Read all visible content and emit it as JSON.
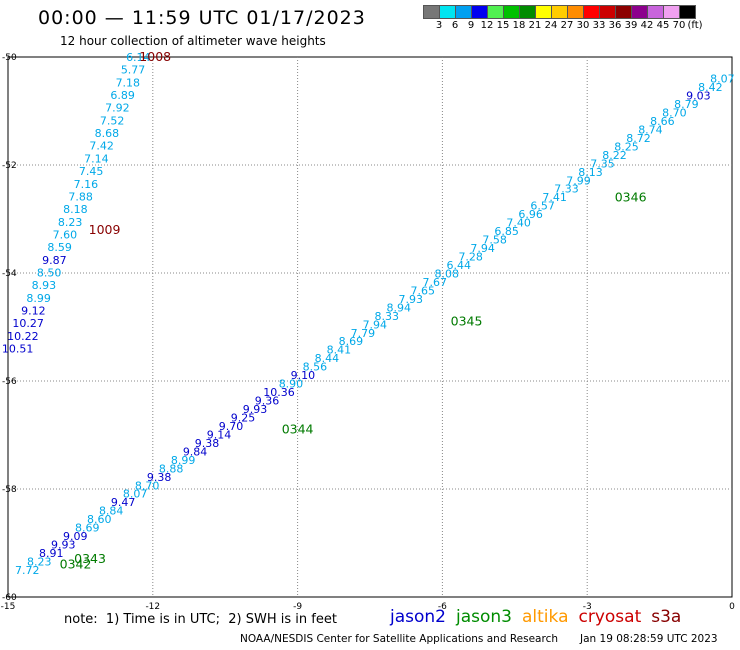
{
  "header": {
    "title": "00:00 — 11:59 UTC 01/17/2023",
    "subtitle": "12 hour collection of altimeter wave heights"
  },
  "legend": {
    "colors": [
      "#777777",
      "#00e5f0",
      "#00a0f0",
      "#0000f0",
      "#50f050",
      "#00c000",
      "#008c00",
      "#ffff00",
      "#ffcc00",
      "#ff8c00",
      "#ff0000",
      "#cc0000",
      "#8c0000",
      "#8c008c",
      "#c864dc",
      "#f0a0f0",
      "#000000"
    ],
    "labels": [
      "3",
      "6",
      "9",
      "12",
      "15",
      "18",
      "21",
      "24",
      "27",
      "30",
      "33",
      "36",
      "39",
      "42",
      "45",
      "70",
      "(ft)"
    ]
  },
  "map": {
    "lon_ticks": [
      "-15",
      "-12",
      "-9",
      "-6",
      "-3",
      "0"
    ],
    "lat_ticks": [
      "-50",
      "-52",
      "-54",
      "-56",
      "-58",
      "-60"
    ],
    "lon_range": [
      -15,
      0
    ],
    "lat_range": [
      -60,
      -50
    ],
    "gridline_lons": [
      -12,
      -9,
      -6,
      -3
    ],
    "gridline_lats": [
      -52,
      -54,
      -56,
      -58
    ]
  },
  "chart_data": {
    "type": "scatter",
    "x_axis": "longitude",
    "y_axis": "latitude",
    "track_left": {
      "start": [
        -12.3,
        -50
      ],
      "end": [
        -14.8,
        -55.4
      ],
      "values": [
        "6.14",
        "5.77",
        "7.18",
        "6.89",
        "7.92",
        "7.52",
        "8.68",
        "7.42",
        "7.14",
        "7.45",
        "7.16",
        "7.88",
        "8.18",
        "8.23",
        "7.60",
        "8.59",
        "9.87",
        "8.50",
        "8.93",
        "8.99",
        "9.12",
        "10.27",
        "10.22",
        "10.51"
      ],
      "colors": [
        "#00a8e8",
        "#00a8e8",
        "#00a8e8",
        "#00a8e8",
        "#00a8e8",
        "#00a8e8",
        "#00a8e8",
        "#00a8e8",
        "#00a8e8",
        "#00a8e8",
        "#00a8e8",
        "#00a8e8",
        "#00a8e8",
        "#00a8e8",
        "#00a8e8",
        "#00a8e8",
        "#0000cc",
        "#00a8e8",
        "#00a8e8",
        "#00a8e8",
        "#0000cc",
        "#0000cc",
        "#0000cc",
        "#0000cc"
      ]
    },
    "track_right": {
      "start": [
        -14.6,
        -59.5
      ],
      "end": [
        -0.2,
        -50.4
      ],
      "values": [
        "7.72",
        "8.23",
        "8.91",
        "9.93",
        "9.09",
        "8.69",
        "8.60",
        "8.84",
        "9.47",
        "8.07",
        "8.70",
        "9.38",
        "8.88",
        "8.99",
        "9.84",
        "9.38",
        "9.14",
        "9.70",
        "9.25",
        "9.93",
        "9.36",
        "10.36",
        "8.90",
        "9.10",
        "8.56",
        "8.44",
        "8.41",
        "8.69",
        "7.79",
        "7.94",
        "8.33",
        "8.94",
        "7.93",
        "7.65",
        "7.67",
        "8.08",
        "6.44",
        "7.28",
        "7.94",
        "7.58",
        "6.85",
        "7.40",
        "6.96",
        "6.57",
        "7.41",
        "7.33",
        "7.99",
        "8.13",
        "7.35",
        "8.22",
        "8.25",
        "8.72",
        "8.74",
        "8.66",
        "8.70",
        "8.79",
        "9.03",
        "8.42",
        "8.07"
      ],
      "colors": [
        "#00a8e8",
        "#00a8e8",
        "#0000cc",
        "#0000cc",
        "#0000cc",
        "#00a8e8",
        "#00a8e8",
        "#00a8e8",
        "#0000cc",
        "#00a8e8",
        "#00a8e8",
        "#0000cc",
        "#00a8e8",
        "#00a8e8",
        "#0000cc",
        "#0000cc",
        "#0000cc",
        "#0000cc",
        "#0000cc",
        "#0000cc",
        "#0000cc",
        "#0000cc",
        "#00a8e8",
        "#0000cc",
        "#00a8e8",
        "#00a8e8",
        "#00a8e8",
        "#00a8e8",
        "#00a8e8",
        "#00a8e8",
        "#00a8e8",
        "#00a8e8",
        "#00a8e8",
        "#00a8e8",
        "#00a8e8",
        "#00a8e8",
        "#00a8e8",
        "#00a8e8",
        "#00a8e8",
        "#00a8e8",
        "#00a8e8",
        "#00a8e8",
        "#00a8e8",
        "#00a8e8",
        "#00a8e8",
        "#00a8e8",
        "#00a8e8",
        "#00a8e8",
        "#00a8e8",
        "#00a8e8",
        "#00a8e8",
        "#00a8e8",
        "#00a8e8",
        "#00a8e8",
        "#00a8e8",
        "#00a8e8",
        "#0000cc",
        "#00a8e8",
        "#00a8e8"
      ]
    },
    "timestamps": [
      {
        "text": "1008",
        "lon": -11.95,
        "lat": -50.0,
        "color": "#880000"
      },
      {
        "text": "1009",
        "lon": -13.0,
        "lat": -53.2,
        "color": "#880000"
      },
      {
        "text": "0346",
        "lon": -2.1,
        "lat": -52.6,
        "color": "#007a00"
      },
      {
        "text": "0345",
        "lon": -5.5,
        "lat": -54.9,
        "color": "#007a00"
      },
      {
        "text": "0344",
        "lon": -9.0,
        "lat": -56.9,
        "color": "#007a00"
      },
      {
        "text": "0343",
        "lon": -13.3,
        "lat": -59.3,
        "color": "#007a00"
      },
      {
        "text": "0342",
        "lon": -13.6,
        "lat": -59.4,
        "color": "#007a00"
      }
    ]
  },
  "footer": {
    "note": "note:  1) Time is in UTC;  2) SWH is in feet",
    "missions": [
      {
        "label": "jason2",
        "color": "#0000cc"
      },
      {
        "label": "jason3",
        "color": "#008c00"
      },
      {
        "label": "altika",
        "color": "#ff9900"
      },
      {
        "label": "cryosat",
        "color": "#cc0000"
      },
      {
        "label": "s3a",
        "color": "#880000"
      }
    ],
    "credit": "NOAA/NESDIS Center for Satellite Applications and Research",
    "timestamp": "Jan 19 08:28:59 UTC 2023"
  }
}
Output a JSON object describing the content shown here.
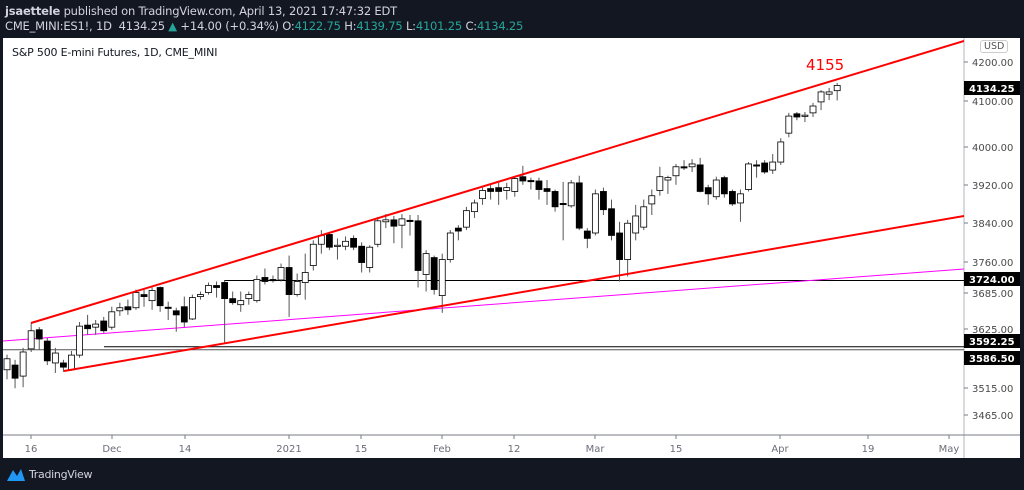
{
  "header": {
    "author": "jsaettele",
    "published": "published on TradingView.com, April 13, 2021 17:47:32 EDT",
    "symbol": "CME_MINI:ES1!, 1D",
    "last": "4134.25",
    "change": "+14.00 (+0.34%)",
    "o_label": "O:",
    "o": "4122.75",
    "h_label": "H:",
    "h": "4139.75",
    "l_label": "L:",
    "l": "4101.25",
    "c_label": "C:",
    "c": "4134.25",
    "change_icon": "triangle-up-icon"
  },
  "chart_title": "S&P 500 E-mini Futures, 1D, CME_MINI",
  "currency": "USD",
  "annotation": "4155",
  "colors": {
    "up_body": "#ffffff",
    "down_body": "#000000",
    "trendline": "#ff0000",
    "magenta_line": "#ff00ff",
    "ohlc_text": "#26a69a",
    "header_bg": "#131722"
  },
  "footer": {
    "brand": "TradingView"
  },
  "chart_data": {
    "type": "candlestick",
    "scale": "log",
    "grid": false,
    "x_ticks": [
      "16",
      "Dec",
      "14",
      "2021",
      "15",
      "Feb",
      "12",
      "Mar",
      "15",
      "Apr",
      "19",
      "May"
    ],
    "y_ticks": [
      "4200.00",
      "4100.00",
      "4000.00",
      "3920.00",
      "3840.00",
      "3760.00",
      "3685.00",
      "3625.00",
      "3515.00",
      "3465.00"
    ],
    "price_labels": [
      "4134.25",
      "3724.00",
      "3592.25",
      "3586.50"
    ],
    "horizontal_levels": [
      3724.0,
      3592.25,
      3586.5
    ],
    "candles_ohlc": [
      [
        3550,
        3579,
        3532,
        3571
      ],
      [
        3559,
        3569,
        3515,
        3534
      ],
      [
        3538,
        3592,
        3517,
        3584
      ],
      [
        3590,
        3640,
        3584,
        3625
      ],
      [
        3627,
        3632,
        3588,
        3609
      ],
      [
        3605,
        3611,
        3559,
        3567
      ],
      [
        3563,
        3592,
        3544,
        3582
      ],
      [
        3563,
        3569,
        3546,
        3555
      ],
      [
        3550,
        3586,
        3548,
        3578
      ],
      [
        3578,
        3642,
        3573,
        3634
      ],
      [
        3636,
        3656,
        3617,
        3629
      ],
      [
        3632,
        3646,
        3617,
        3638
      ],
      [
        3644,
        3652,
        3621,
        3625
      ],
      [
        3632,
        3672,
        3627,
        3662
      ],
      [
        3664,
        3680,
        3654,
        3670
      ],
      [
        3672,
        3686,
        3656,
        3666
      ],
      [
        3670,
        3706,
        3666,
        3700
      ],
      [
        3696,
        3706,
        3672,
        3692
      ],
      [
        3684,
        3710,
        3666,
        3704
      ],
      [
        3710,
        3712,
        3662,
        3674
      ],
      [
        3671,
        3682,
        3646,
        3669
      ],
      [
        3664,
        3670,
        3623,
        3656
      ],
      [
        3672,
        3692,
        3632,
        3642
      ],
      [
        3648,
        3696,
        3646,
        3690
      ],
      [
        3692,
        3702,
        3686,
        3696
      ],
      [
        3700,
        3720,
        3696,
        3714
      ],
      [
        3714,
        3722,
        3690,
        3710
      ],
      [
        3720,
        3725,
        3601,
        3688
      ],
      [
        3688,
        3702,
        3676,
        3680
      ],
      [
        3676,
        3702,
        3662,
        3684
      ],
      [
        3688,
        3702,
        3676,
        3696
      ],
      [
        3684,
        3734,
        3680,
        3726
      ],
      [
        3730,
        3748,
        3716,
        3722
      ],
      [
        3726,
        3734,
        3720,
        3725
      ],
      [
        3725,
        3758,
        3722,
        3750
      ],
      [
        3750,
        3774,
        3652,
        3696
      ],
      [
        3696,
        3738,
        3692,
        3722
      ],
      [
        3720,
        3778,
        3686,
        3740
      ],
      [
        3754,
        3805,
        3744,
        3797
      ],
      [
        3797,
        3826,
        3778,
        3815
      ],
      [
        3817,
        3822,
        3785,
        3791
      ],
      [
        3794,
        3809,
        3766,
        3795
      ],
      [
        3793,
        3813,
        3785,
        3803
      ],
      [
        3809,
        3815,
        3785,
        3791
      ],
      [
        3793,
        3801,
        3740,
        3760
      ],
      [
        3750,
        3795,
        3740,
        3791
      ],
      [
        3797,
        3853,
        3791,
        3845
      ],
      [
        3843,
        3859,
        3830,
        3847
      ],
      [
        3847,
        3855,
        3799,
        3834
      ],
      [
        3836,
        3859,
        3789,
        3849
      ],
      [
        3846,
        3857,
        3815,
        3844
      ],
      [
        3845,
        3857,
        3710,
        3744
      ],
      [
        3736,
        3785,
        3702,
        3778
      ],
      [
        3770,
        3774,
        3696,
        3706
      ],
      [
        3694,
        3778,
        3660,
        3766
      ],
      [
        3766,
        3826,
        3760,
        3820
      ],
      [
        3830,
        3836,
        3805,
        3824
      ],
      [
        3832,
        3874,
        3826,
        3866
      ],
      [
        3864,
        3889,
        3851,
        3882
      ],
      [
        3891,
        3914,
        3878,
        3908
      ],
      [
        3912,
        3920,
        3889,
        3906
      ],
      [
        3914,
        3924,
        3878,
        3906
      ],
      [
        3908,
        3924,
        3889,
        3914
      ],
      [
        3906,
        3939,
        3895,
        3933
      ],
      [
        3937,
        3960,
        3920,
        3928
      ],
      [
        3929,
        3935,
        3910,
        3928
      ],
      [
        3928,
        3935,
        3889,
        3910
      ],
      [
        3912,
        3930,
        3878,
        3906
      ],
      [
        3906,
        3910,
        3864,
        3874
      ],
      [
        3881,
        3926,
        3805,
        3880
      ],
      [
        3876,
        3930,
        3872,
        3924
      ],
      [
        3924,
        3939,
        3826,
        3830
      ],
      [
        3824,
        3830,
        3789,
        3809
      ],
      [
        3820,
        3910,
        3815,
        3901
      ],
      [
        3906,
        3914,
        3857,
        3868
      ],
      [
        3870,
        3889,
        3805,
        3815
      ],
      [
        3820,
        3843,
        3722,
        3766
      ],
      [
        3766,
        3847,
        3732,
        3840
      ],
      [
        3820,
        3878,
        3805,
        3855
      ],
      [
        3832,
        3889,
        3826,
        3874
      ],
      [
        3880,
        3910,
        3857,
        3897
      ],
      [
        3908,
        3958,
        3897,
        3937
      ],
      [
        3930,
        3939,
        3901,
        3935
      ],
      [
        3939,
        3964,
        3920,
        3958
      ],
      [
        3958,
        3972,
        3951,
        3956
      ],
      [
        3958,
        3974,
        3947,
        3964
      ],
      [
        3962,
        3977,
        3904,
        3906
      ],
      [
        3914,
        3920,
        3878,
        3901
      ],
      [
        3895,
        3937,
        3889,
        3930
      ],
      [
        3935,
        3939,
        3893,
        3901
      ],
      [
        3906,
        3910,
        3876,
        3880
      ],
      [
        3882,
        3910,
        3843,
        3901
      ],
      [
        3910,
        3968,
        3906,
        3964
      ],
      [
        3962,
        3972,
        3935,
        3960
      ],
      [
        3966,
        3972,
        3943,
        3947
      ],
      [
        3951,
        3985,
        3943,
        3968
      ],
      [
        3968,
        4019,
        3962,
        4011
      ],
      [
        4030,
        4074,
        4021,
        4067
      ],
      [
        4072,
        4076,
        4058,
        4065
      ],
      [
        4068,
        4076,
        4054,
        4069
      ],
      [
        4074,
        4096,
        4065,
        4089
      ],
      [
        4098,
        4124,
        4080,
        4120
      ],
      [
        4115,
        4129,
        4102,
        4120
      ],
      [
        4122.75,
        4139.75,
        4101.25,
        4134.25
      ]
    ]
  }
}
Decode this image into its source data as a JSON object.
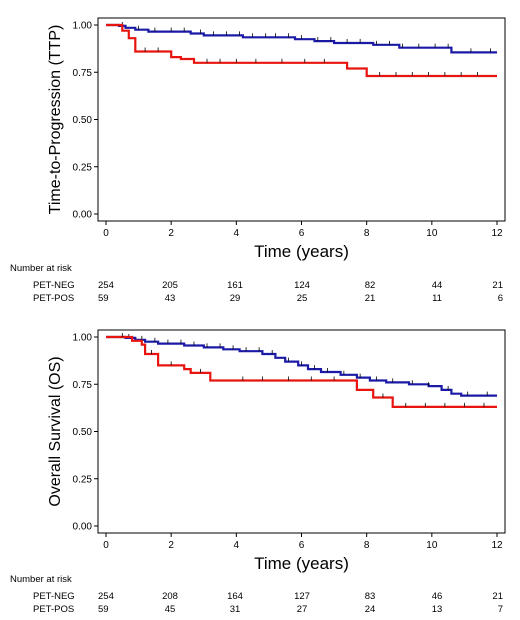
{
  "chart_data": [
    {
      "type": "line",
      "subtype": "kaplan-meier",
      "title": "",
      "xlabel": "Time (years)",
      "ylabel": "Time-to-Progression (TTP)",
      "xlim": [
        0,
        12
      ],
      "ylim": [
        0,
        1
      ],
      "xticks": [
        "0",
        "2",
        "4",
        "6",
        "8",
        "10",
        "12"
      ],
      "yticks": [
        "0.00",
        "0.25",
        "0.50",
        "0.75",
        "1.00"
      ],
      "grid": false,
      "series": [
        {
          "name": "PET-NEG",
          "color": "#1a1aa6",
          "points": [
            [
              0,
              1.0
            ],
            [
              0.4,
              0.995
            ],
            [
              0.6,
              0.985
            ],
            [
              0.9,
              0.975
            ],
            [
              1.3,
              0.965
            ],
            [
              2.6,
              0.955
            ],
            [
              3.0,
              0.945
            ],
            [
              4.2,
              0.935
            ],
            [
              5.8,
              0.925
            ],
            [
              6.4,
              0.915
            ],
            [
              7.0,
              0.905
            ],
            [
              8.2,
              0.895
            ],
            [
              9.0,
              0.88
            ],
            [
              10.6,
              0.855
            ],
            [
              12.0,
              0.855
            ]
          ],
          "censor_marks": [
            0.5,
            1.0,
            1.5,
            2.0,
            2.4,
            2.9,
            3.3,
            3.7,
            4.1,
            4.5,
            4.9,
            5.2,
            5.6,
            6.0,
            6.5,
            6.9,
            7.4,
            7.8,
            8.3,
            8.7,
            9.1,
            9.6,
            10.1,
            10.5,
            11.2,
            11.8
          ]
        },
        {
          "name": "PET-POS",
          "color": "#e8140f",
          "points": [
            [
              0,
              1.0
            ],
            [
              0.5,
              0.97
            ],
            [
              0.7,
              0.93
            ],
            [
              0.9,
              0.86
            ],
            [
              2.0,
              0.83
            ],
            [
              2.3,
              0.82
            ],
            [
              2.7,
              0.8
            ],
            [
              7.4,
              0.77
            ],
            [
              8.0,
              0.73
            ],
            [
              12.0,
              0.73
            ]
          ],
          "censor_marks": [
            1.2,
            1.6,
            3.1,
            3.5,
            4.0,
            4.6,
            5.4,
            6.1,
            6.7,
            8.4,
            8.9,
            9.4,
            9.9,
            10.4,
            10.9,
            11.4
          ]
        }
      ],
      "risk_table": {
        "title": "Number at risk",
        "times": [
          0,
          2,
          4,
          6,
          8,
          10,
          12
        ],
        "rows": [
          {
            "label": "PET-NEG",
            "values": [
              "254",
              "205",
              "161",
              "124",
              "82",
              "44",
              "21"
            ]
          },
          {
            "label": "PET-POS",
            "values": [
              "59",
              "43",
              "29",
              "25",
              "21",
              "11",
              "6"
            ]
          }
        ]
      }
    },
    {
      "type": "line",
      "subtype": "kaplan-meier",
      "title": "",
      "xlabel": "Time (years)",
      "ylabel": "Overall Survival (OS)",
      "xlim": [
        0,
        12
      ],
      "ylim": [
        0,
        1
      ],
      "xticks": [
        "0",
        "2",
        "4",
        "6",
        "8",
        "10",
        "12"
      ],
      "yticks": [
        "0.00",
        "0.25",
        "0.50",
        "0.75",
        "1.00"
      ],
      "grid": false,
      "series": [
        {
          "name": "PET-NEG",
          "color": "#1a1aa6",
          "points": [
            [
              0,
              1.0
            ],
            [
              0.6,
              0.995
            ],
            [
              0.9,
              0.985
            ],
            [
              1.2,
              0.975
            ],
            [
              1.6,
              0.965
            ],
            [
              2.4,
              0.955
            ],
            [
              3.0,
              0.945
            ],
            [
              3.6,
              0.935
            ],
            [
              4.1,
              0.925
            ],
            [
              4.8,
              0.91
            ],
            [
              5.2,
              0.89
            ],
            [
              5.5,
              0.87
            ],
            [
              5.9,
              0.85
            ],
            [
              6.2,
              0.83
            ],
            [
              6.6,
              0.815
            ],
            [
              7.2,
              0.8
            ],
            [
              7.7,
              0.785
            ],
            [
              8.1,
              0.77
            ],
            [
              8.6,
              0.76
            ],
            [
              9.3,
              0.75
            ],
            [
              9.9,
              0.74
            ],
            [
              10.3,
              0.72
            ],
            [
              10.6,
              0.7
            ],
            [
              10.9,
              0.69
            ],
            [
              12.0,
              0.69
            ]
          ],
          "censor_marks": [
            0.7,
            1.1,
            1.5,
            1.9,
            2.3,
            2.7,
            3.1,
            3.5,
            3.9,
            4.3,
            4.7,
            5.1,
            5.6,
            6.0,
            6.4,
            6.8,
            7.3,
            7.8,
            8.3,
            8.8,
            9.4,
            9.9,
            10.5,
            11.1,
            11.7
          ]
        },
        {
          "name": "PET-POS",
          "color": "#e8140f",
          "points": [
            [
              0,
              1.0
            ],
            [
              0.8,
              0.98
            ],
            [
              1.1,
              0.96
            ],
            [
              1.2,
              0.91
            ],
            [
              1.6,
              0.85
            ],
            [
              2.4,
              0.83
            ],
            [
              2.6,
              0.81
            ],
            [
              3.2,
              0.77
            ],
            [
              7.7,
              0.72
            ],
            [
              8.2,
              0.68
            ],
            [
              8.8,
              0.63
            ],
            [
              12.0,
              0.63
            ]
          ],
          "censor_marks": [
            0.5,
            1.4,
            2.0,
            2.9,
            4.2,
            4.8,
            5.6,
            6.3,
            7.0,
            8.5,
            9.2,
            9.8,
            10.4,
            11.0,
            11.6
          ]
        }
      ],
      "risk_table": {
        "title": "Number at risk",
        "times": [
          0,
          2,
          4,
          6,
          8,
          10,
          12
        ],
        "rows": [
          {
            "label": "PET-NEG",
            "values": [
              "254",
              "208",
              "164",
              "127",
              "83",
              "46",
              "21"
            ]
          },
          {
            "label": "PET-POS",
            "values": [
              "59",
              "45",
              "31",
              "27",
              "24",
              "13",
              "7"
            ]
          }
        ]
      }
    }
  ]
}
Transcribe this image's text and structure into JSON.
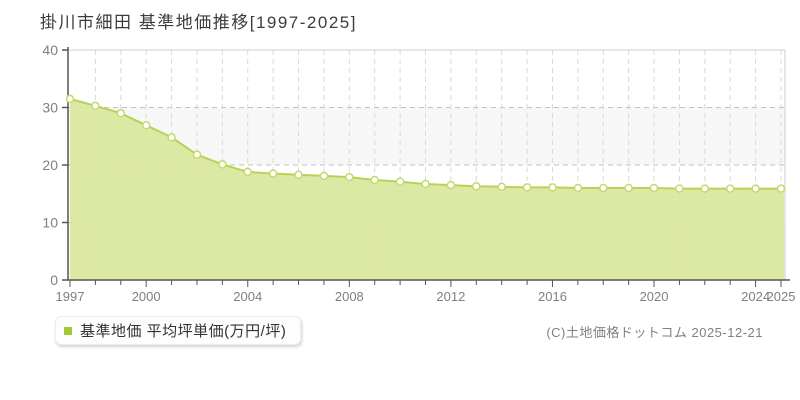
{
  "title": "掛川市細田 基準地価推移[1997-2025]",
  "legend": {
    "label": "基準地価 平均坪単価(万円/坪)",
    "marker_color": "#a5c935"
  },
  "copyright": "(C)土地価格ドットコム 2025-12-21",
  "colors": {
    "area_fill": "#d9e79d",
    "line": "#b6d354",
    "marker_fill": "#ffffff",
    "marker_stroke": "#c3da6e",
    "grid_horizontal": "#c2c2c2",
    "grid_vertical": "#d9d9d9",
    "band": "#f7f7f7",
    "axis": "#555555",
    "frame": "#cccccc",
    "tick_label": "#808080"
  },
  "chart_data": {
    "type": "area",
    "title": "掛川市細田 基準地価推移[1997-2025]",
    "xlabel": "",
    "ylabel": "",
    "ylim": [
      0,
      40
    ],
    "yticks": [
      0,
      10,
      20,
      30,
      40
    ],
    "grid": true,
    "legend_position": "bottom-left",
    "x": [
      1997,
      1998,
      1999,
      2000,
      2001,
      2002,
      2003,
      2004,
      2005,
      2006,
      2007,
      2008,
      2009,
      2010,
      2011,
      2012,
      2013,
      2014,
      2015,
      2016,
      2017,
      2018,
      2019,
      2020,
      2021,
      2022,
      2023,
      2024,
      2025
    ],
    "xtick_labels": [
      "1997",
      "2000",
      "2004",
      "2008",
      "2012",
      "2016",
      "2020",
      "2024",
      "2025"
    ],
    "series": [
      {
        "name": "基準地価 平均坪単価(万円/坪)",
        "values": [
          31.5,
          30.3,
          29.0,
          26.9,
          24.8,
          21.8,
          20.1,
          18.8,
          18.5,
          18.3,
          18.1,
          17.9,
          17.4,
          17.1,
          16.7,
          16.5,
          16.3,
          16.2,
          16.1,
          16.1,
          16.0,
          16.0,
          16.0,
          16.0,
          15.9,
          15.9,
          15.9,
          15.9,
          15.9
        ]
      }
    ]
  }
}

Given task |
Copy verbatim the span that begins at the line containing "Transcribe this image's" and ends at the last line of the material, inclusive of both; exclude pictures.

Solution to this task |
Transcribe this image's text and structure into JSON.
{
  "title": "掛川市細田 基準地価推移[1997-2025]",
  "legend": {
    "label": "基準地価 平均坪単価(万円/坪)",
    "marker_color": "#a5c935"
  },
  "copyright": "(C)土地価格ドットコム 2025-12-21",
  "colors": {
    "area_fill": "#d9e79d",
    "line": "#b6d354",
    "marker_fill": "#ffffff",
    "marker_stroke": "#c3da6e",
    "grid_horizontal": "#c2c2c2",
    "grid_vertical": "#d9d9d9",
    "band": "#f7f7f7",
    "axis": "#555555",
    "frame": "#cccccc",
    "tick_label": "#808080"
  },
  "chart_data": {
    "type": "area",
    "title": "掛川市細田 基準地価推移[1997-2025]",
    "xlabel": "",
    "ylabel": "",
    "ylim": [
      0,
      40
    ],
    "yticks": [
      0,
      10,
      20,
      30,
      40
    ],
    "grid": true,
    "legend_position": "bottom-left",
    "x": [
      1997,
      1998,
      1999,
      2000,
      2001,
      2002,
      2003,
      2004,
      2005,
      2006,
      2007,
      2008,
      2009,
      2010,
      2011,
      2012,
      2013,
      2014,
      2015,
      2016,
      2017,
      2018,
      2019,
      2020,
      2021,
      2022,
      2023,
      2024,
      2025
    ],
    "xtick_labels": [
      "1997",
      "2000",
      "2004",
      "2008",
      "2012",
      "2016",
      "2020",
      "2024",
      "2025"
    ],
    "series": [
      {
        "name": "基準地価 平均坪単価(万円/坪)",
        "values": [
          31.5,
          30.3,
          29.0,
          26.9,
          24.8,
          21.8,
          20.1,
          18.8,
          18.5,
          18.3,
          18.1,
          17.9,
          17.4,
          17.1,
          16.7,
          16.5,
          16.3,
          16.2,
          16.1,
          16.1,
          16.0,
          16.0,
          16.0,
          16.0,
          15.9,
          15.9,
          15.9,
          15.9,
          15.9
        ]
      }
    ]
  }
}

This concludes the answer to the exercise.